RECORDED INFORMATION start

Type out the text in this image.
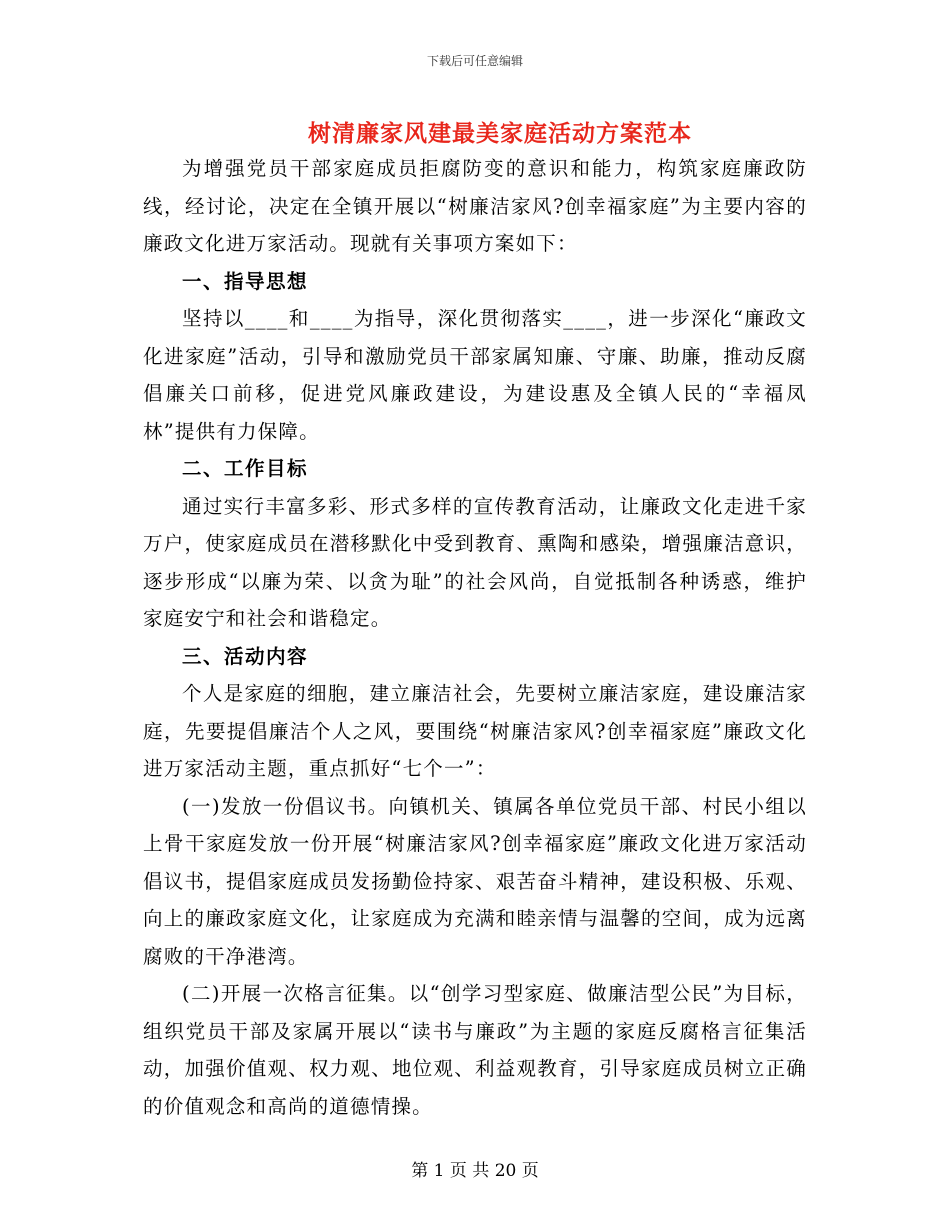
下载后可任意编辑
树清廉家风建最美家庭活动方案范本

为增强党员干部家庭成员拒腐防变的意识和能力，构筑家庭廉政防线，经讨论，决定在全镇开展以“树廉洁家风?创幸福家庭”为主要内容的廉政文化进万家活动。现就有关事项方案如下：

一、指导思想

坚持以____和____为指导，深化贯彻落实____，进一步深化“廉政文化进家庭”活动，引导和激励党员干部家属知廉、守廉、助廉，推动反腐倡廉关口前移，促进党风廉政建设，为建设惠及全镇人民的“幸福凤林”提供有力保障。

二、工作目标

通过实行丰富多彩、形式多样的宣传教育活动，让廉政文化走进千家万户，使家庭成员在潜移默化中受到教育、熏陶和感染，增强廉洁意识，逐步形成“以廉为荣、以贪为耻”的社会风尚，自觉抵制各种诱惑，维护家庭安宁和社会和谐稳定。

三、活动内容

个人是家庭的细胞，建立廉洁社会，先要树立廉洁家庭，建设廉洁家庭，先要提倡廉洁个人之风，要围绕“树廉洁家风?创幸福家庭”廉政文化进万家活动主题，重点抓好“七个一”：

(一)发放一份倡议书。向镇机关、镇属各单位党员干部、村民小组以上骨干家庭发放一份开展“树廉洁家风?创幸福家庭”廉政文化进万家活动倡议书，提倡家庭成员发扬勤俭持家、艰苦奋斗精神，建设积极、乐观、向上的廉政家庭文化，让家庭成为充满和睦亲情与温馨的空间，成为远离腐败的干净港湾。

(二)开展一次格言征集。以“创学习型家庭、做廉洁型公民”为目标，组织党员干部及家属开展以“读书与廉政”为主题的家庭反腐格言征集活动，加强价值观、权力观、地位观、利益观教育，引导家庭成员树立正确的价值观念和高尚的道德情操。

第 1 页 共 20 页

RECORDED INFORMATION end

■ **DIRECTIONS**
Go through the listing above and quote it exactly, apart from its images.

■ **COMPLETED TASK**
Type out the text in this image.
下载后可任意编辑
树清廉家风建最美家庭活动方案范本

为增强党员干部家庭成员拒腐防变的意识和能力，构筑家庭廉政防线，经讨论，决定在全镇开展以“树廉洁家风?创幸福家庭”为主要内容的廉政文化进万家活动。现就有关事项方案如下：

一、指导思想

坚持以____和____为指导，深化贯彻落实____，进一步深化“廉政文化进家庭”活动，引导和激励党员干部家属知廉、守廉、助廉，推动反腐倡廉关口前移，促进党风廉政建设，为建设惠及全镇人民的“幸福凤林”提供有力保障。

二、工作目标

通过实行丰富多彩、形式多样的宣传教育活动，让廉政文化走进千家万户，使家庭成员在潜移默化中受到教育、熏陶和感染，增强廉洁意识，逐步形成“以廉为荣、以贪为耻”的社会风尚，自觉抵制各种诱惑，维护家庭安宁和社会和谐稳定。

三、活动内容

个人是家庭的细胞，建立廉洁社会，先要树立廉洁家庭，建设廉洁家庭，先要提倡廉洁个人之风，要围绕“树廉洁家风?创幸福家庭”廉政文化进万家活动主题，重点抓好“七个一”：

(一)发放一份倡议书。向镇机关、镇属各单位党员干部、村民小组以上骨干家庭发放一份开展“树廉洁家风?创幸福家庭”廉政文化进万家活动倡议书，提倡家庭成员发扬勤俭持家、艰苦奋斗精神，建设积极、乐观、向上的廉政家庭文化，让家庭成为充满和睦亲情与温馨的空间，成为远离腐败的干净港湾。

(二)开展一次格言征集。以“创学习型家庭、做廉洁型公民”为目标，组织党员干部及家属开展以“读书与廉政”为主题的家庭反腐格言征集活动，加强价值观、权力观、地位观、利益观教育，引导家庭成员树立正确的价值观念和高尚的道德情操。

第 1 页 共 20 页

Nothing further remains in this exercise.